◆ **AVAILABLE DATA**:
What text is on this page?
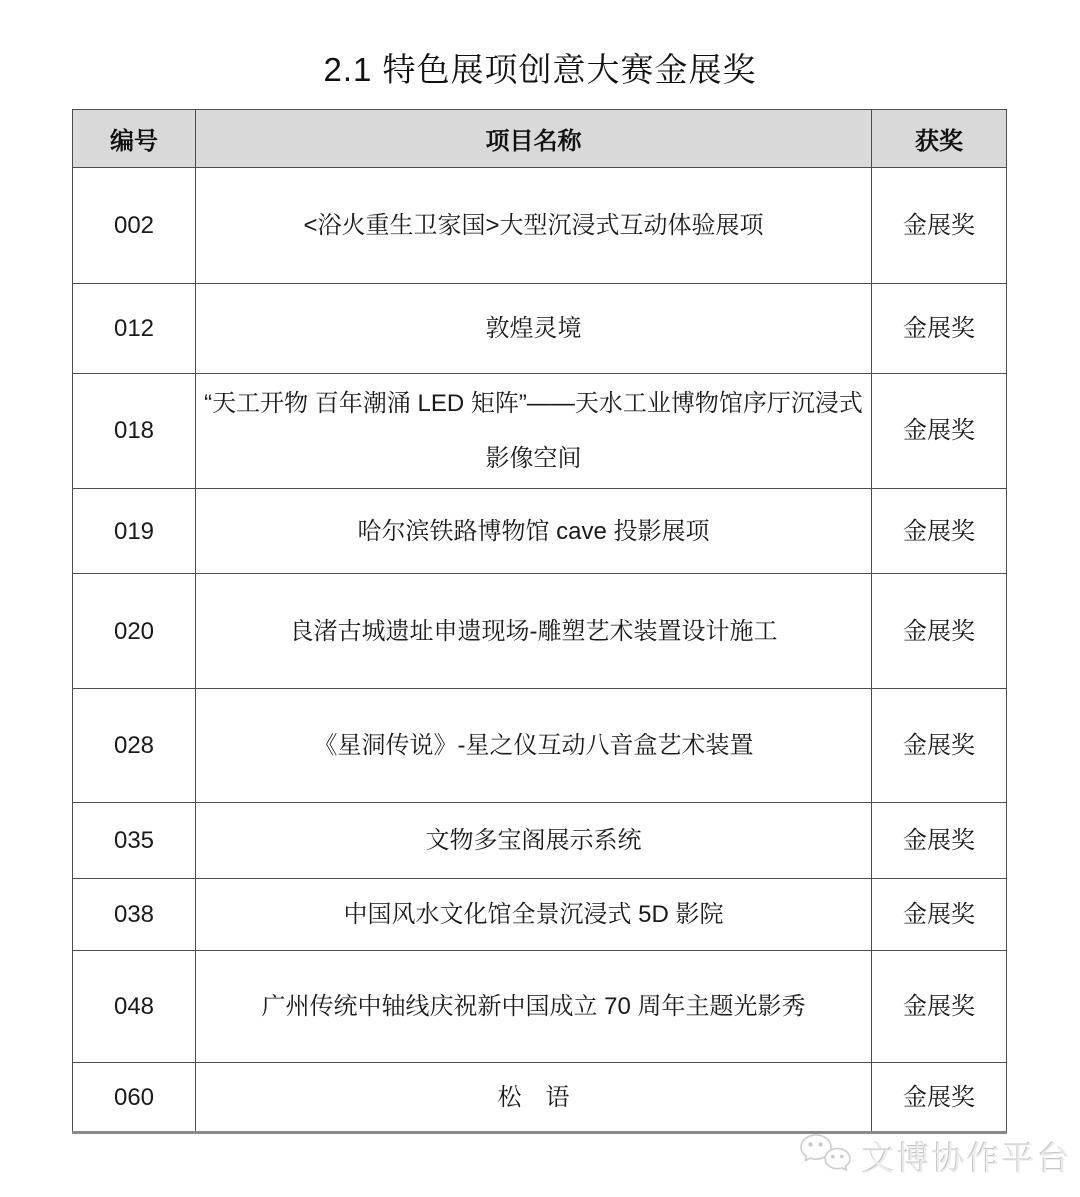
2.1 特色展项创意大赛金展奖
编号	项目名称	获奖
002	<浴火重生卫家国>大型沉浸式互动体验展项	金展奖
012	敦煌灵境	金展奖
018	“天工开物 百年潮涌 LED 矩阵”——天水工业博物馆序厅沉浸式影像空间	金展奖
019	哈尔滨铁路博物馆 cave 投影展项	金展奖
020	良渚古城遗址申遗现场-雕塑艺术装置设计施工	金展奖
028	《星洞传说》-星之仪互动八音盒艺术装置	金展奖
035	文物多宝阁展示系统	金展奖
038	中国风水文化馆全景沉浸式 5D 影院	金展奖
048	广州传统中轴线庆祝新中国成立 70 周年主题光影秀	金展奖
060	松　语	金展奖
文博协作平台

◆ **SHORT PROBLEM**: Output a faithful copy of the data, with each picture left out.

◆ **EXERCISE OUTPUT**:
What text is on this page?
2.1 特色展项创意大赛金展奖
编号	项目名称	获奖
002	<浴火重生卫家国>大型沉浸式互动体验展项	金展奖
012	敦煌灵境	金展奖
018	“天工开物 百年潮涌 LED 矩阵”——天水工业博物馆序厅沉浸式影像空间	金展奖
019	哈尔滨铁路博物馆 cave 投影展项	金展奖
020	良渚古城遗址申遗现场-雕塑艺术装置设计施工	金展奖
028	《星洞传说》-星之仪互动八音盒艺术装置	金展奖
035	文物多宝阁展示系统	金展奖
038	中国风水文化馆全景沉浸式 5D 影院	金展奖
048	广州传统中轴线庆祝新中国成立 70 周年主题光影秀	金展奖
060	松　语	金展奖
文博协作平台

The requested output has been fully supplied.